** START OF DATA ROWS **

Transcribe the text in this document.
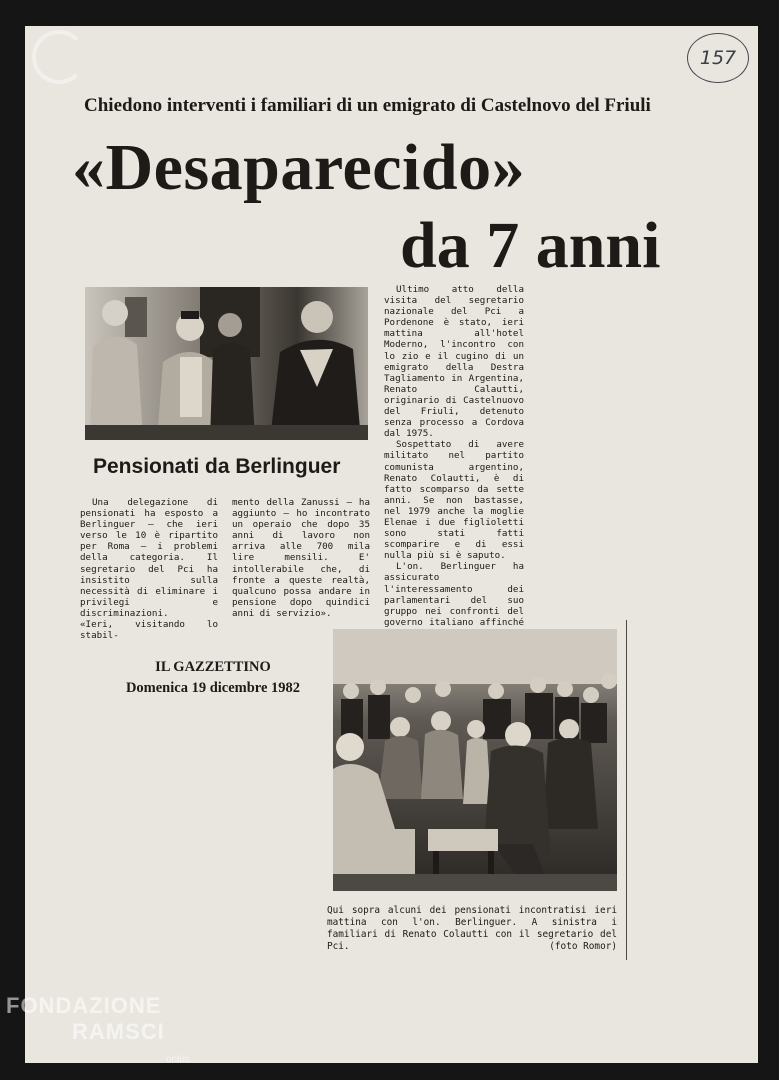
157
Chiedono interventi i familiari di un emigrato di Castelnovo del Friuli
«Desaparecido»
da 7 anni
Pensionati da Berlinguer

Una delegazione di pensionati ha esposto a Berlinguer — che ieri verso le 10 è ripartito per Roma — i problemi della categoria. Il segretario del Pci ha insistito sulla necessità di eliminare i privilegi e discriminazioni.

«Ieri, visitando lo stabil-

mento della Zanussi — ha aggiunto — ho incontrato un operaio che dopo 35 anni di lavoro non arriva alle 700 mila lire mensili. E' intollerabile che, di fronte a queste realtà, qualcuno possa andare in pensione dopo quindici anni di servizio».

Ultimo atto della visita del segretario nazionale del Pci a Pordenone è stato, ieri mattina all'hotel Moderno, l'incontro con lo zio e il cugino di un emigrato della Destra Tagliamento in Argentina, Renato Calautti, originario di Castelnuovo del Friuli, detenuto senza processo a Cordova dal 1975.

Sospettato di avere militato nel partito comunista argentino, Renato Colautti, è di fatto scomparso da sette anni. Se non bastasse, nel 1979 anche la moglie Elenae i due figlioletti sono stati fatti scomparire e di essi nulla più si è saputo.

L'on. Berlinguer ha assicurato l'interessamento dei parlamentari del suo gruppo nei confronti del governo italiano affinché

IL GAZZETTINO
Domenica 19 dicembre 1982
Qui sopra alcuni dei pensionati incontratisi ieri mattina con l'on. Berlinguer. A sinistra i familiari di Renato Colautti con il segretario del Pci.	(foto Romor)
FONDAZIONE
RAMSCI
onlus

** END OF DATA ROWS **

Transcribe all of the material exactly, leaving out whatever pictures it contains.

■ **SOLUTION**:
Transcribe the text in this document.
157
Chiedono interventi i familiari di un emigrato di Castelnovo del Friuli
«Desaparecido»
da 7 anni
Pensionati da Berlinguer

Una delegazione di pensionati ha esposto a Berlinguer — che ieri verso le 10 è ripartito per Roma — i problemi della categoria. Il segretario del Pci ha insistito sulla necessità di eliminare i privilegi e discriminazioni.

«Ieri, visitando lo stabil-

mento della Zanussi — ha aggiunto — ho incontrato un operaio che dopo 35 anni di lavoro non arriva alle 700 mila lire mensili. E' intollerabile che, di fronte a queste realtà, qualcuno possa andare in pensione dopo quindici anni di servizio».

Ultimo atto della visita del segretario nazionale del Pci a Pordenone è stato, ieri mattina all'hotel Moderno, l'incontro con lo zio e il cugino di un emigrato della Destra Tagliamento in Argentina, Renato Calautti, originario di Castelnuovo del Friuli, detenuto senza processo a Cordova dal 1975.

Sospettato di avere militato nel partito comunista argentino, Renato Colautti, è di fatto scomparso da sette anni. Se non bastasse, nel 1979 anche la moglie Elenae i due figlioletti sono stati fatti scomparire e di essi nulla più si è saputo.

L'on. Berlinguer ha assicurato l'interessamento dei parlamentari del suo gruppo nei confronti del governo italiano affinché

IL GAZZETTINO
Domenica 19 dicembre 1982
Qui sopra alcuni dei pensionati incontratisi ieri mattina con l'on. Berlinguer. A sinistra i familiari di Renato Colautti con il segretario del Pci.	(foto Romor)
FONDAZIONE
RAMSCI
onlus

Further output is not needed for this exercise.